Problem description |
Your task is to repeat the entries underneath exactly, minus the pictures.

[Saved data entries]
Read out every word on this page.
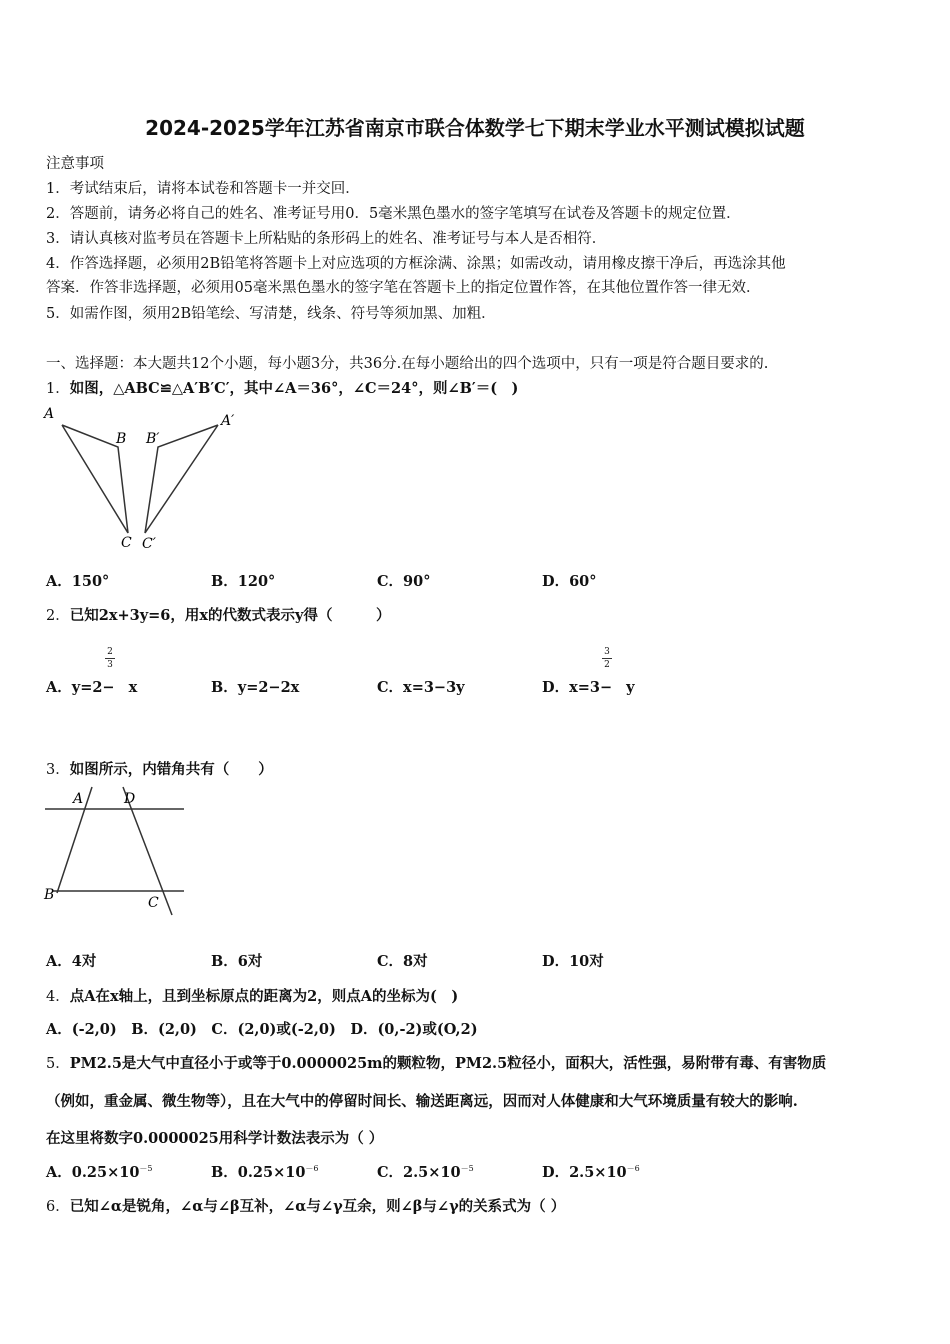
2024-2025学年江苏省南京市联合体数学七下期末学业水平测试模拟试题
注意事项
1．考试结束后，请将本试卷和答题卡一并交回．
2．答题前，请务必将自己的姓名、准考证号用0．5毫米黑色墨水的签字笔填写在试卷及答题卡的规定位置．
3．请认真核对监考员在答题卡上所粘贴的条形码上的姓名、准考证号与本人是否相符．
4．作答选择题，必须用2B铅笔将答题卡上对应选项的方框涂满、涂黑；如需改动，请用橡皮擦干净后，再选涂其他
答案．作答非选择题，必须用05毫米黑色墨水的签字笔在答题卡上的指定位置作答，在其他位置作答一律无效．
5．如需作图，须用2B铅笔绘、写清楚，线条、符号等须加黑、加粗．
一、选择题：本大题共12个小题，每小题3分，共36分.在每小题给出的四个选项中，只有一项是符合题目要求的.
1．如图，△ABC≌△A′B′C′，其中∠A＝36°，∠C＝24°，则∠B′＝(　)
A
B
C
B′
A′
C′
A．150°	B．120°	C．90°	D．60°
2．已知2x+3y=6，用x的代数式表示y得（　　　）
A．y=2− x
2
3
B．y=2−2x	C．x=3−3y	D．x=3− y
3
2
3．如图所示，内错角共有（　　）
A	D
B	C
A．4对	B．6对	C．8对	D．10对
4．点A在x轴上，且到坐标原点的距离为2，则点A的坐标为(　)
A．(-2,0)　B．(2,0)　C．(2,0)或(-2,0)　D．(0,-2)或(O,2)
5．PM2.5是大气中直径小于或等于0.0000025m的颗粒物，PM2.5粒径小，面积大，活性强，易附带有毒、有害物质
（例如，重金属、微生物等），且在大气中的停留时间长、输送距离远，因而对人体健康和大气环境质量有较大的影响.
在这里将数字0.0000025用科学计数法表示为（ ）
A．$0.25\times 10^{-5}$	B．$0.25\times 10^{-6}$	C．$2.5\times 10^{-5}$	D．$2.5\times 10^{-6}$
6．已知∠α是锐角，∠α与∠β互补，∠α与∠γ互余，则∠β与∠γ的关系式为（ ）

Answer to this problem |
Read out every word on this page.
2024-2025学年江苏省南京市联合体数学七下期末学业水平测试模拟试题
注意事项
1．考试结束后，请将本试卷和答题卡一并交回．
2．答题前，请务必将自己的姓名、准考证号用0．5毫米黑色墨水的签字笔填写在试卷及答题卡的规定位置．
3．请认真核对监考员在答题卡上所粘贴的条形码上的姓名、准考证号与本人是否相符．
4．作答选择题，必须用2B铅笔将答题卡上对应选项的方框涂满、涂黑；如需改动，请用橡皮擦干净后，再选涂其他
答案．作答非选择题，必须用05毫米黑色墨水的签字笔在答题卡上的指定位置作答，在其他位置作答一律无效．
5．如需作图，须用2B铅笔绘、写清楚，线条、符号等须加黑、加粗．
一、选择题：本大题共12个小题，每小题3分，共36分.在每小题给出的四个选项中，只有一项是符合题目要求的.
1．如图，△ABC≌△A′B′C′，其中∠A＝36°，∠C＝24°，则∠B′＝(　)
A
B
C
B′
A′
C′
A．150°	B．120°	C．90°	D．60°
2．已知2x+3y=6，用x的代数式表示y得（　　　）
A．y=2− x
2
3
B．y=2−2x	C．x=3−3y	D．x=3− y
3
2
3．如图所示，内错角共有（　　）
A	D
B	C
A．4对	B．6对	C．8对	D．10对
4．点A在x轴上，且到坐标原点的距离为2，则点A的坐标为(　)
A．(-2,0)　B．(2,0)　C．(2,0)或(-2,0)　D．(0,-2)或(O,2)
5．PM2.5是大气中直径小于或等于0.0000025m的颗粒物，PM2.5粒径小，面积大，活性强，易附带有毒、有害物质
（例如，重金属、微生物等），且在大气中的停留时间长、输送距离远，因而对人体健康和大气环境质量有较大的影响.
在这里将数字0.0000025用科学计数法表示为（ ）
A．$0.25\times 10^{-5}$	B．$0.25\times 10^{-6}$	C．$2.5\times 10^{-5}$	D．$2.5\times 10^{-6}$
6．已知∠α是锐角，∠α与∠β互补，∠α与∠γ互余，则∠β与∠γ的关系式为（ ）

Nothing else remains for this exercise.